DATASET ENTRIES:

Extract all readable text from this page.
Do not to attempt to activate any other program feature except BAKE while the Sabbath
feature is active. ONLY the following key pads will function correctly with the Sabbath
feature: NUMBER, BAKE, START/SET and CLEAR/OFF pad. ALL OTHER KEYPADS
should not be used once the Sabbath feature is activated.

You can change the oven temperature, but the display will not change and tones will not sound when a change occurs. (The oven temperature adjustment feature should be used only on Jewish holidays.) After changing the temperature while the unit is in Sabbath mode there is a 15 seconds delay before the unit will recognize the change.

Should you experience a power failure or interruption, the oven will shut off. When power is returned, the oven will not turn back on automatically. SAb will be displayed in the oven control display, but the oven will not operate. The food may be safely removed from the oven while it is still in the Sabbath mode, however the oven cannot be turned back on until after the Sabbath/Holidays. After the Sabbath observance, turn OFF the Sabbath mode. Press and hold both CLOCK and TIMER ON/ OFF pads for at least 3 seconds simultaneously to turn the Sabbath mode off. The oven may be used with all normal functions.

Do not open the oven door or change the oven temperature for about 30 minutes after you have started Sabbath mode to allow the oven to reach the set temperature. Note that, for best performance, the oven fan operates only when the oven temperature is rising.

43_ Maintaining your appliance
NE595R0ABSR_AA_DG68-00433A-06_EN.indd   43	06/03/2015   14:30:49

EXERCISE DETAILS: Extract all lines containing the word "BAKE".

WRITTEN SOLUTION:
Do not to attempt to activate any other program feature except BAKE while the Sabbath
feature: NUMBER, BAKE, START/SET and CLEAR/OFF pad. ALL OTHER KEYPADS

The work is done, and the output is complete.